Extract all data as written.

* Available data:
**********

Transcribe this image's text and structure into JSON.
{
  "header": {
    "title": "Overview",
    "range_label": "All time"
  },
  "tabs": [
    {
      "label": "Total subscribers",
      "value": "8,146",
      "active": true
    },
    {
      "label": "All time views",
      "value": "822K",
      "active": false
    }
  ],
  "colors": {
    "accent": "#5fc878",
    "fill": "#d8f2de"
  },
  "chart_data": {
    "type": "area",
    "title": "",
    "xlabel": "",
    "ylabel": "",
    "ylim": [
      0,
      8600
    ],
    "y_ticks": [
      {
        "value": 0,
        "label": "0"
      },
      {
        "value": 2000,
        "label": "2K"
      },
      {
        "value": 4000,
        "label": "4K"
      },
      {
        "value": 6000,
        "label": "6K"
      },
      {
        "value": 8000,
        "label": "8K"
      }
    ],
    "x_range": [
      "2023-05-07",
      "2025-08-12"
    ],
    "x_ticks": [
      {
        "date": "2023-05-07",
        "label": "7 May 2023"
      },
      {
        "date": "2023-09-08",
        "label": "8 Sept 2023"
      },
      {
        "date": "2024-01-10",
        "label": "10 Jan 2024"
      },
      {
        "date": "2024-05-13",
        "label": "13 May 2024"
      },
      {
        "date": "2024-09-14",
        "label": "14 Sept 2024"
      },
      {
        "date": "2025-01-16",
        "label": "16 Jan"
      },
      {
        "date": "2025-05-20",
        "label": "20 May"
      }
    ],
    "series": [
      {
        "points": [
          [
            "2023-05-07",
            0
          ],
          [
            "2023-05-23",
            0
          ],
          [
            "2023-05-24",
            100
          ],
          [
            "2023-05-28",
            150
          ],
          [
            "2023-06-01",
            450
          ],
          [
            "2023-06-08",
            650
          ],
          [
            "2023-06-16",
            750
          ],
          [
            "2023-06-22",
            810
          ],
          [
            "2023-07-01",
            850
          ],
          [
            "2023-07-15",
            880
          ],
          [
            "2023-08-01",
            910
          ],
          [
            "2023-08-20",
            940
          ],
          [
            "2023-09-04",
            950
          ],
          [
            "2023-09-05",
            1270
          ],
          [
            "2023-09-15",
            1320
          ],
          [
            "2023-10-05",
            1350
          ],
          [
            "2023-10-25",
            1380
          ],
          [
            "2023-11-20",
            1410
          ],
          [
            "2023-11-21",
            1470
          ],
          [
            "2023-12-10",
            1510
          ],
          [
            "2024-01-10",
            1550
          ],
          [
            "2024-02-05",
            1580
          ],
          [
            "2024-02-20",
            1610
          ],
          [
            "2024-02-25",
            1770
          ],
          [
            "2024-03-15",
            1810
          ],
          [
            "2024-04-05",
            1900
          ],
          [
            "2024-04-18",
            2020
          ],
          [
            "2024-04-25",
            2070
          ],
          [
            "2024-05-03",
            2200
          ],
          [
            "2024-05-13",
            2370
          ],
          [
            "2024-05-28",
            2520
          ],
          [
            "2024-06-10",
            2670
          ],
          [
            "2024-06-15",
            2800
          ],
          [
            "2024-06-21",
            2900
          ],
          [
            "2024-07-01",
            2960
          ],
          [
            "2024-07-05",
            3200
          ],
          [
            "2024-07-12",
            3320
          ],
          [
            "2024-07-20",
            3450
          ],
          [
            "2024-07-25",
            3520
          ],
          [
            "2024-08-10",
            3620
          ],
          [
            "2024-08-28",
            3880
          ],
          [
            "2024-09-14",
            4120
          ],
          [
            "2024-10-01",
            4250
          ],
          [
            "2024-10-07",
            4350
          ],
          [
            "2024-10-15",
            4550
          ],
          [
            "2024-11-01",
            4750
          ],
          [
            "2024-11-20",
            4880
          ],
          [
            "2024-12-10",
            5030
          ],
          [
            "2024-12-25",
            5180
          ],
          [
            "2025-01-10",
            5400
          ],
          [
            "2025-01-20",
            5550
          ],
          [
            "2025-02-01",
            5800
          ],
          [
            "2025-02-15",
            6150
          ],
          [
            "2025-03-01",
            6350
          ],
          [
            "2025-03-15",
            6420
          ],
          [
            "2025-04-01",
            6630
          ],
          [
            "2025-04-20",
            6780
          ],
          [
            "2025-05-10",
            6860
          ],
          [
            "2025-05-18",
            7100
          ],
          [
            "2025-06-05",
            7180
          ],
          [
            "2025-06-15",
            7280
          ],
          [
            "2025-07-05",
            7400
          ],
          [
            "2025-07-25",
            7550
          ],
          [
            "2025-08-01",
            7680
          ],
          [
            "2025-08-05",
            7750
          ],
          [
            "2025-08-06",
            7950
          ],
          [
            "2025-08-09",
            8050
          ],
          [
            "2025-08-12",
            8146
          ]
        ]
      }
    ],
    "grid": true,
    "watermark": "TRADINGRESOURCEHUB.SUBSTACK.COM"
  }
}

**********

* Finished task:
Transcribe this image's text and structure into JSON.
{
  "header": {
    "title": "Overview",
    "range_label": "All time"
  },
  "tabs": [
    {
      "label": "Total subscribers",
      "value": "8,146",
      "active": true
    },
    {
      "label": "All time views",
      "value": "822K",
      "active": false
    }
  ],
  "colors": {
    "accent": "#5fc878",
    "fill": "#d8f2de"
  },
  "chart_data": {
    "type": "area",
    "title": "",
    "xlabel": "",
    "ylabel": "",
    "ylim": [
      0,
      8600
    ],
    "y_ticks": [
      {
        "value": 0,
        "label": "0"
      },
      {
        "value": 2000,
        "label": "2K"
      },
      {
        "value": 4000,
        "label": "4K"
      },
      {
        "value": 6000,
        "label": "6K"
      },
      {
        "value": 8000,
        "label": "8K"
      }
    ],
    "x_range": [
      "2023-05-07",
      "2025-08-12"
    ],
    "x_ticks": [
      {
        "date": "2023-05-07",
        "label": "7 May 2023"
      },
      {
        "date": "2023-09-08",
        "label": "8 Sept 2023"
      },
      {
        "date": "2024-01-10",
        "label": "10 Jan 2024"
      },
      {
        "date": "2024-05-13",
        "label": "13 May 2024"
      },
      {
        "date": "2024-09-14",
        "label": "14 Sept 2024"
      },
      {
        "date": "2025-01-16",
        "label": "16 Jan"
      },
      {
        "date": "2025-05-20",
        "label": "20 May"
      }
    ],
    "series": [
      {
        "points": [
          [
            "2023-05-07",
            0
          ],
          [
            "2023-05-23",
            0
          ],
          [
            "2023-05-24",
            100
          ],
          [
            "2023-05-28",
            150
          ],
          [
            "2023-06-01",
            450
          ],
          [
            "2023-06-08",
            650
          ],
          [
            "2023-06-16",
            750
          ],
          [
            "2023-06-22",
            810
          ],
          [
            "2023-07-01",
            850
          ],
          [
            "2023-07-15",
            880
          ],
          [
            "2023-08-01",
            910
          ],
          [
            "2023-08-20",
            940
          ],
          [
            "2023-09-04",
            950
          ],
          [
            "2023-09-05",
            1270
          ],
          [
            "2023-09-15",
            1320
          ],
          [
            "2023-10-05",
            1350
          ],
          [
            "2023-10-25",
            1380
          ],
          [
            "2023-11-20",
            1410
          ],
          [
            "2023-11-21",
            1470
          ],
          [
            "2023-12-10",
            1510
          ],
          [
            "2024-01-10",
            1550
          ],
          [
            "2024-02-05",
            1580
          ],
          [
            "2024-02-20",
            1610
          ],
          [
            "2024-02-25",
            1770
          ],
          [
            "2024-03-15",
            1810
          ],
          [
            "2024-04-05",
            1900
          ],
          [
            "2024-04-18",
            2020
          ],
          [
            "2024-04-25",
            2070
          ],
          [
            "2024-05-03",
            2200
          ],
          [
            "2024-05-13",
            2370
          ],
          [
            "2024-05-28",
            2520
          ],
          [
            "2024-06-10",
            2670
          ],
          [
            "2024-06-15",
            2800
          ],
          [
            "2024-06-21",
            2900
          ],
          [
            "2024-07-01",
            2960
          ],
          [
            "2024-07-05",
            3200
          ],
          [
            "2024-07-12",
            3320
          ],
          [
            "2024-07-20",
            3450
          ],
          [
            "2024-07-25",
            3520
          ],
          [
            "2024-08-10",
            3620
          ],
          [
            "2024-08-28",
            3880
          ],
          [
            "2024-09-14",
            4120
          ],
          [
            "2024-10-01",
            4250
          ],
          [
            "2024-10-07",
            4350
          ],
          [
            "2024-10-15",
            4550
          ],
          [
            "2024-11-01",
            4750
          ],
          [
            "2024-11-20",
            4880
          ],
          [
            "2024-12-10",
            5030
          ],
          [
            "2024-12-25",
            5180
          ],
          [
            "2025-01-10",
            5400
          ],
          [
            "2025-01-20",
            5550
          ],
          [
            "2025-02-01",
            5800
          ],
          [
            "2025-02-15",
            6150
          ],
          [
            "2025-03-01",
            6350
          ],
          [
            "2025-03-15",
            6420
          ],
          [
            "2025-04-01",
            6630
          ],
          [
            "2025-04-20",
            6780
          ],
          [
            "2025-05-10",
            6860
          ],
          [
            "2025-05-18",
            7100
          ],
          [
            "2025-06-05",
            7180
          ],
          [
            "2025-06-15",
            7280
          ],
          [
            "2025-07-05",
            7400
          ],
          [
            "2025-07-25",
            7550
          ],
          [
            "2025-08-01",
            7680
          ],
          [
            "2025-08-05",
            7750
          ],
          [
            "2025-08-06",
            7950
          ],
          [
            "2025-08-09",
            8050
          ],
          [
            "2025-08-12",
            8146
          ]
        ]
      }
    ],
    "grid": true,
    "watermark": "TRADINGRESOURCEHUB.SUBSTACK.COM"
  }
}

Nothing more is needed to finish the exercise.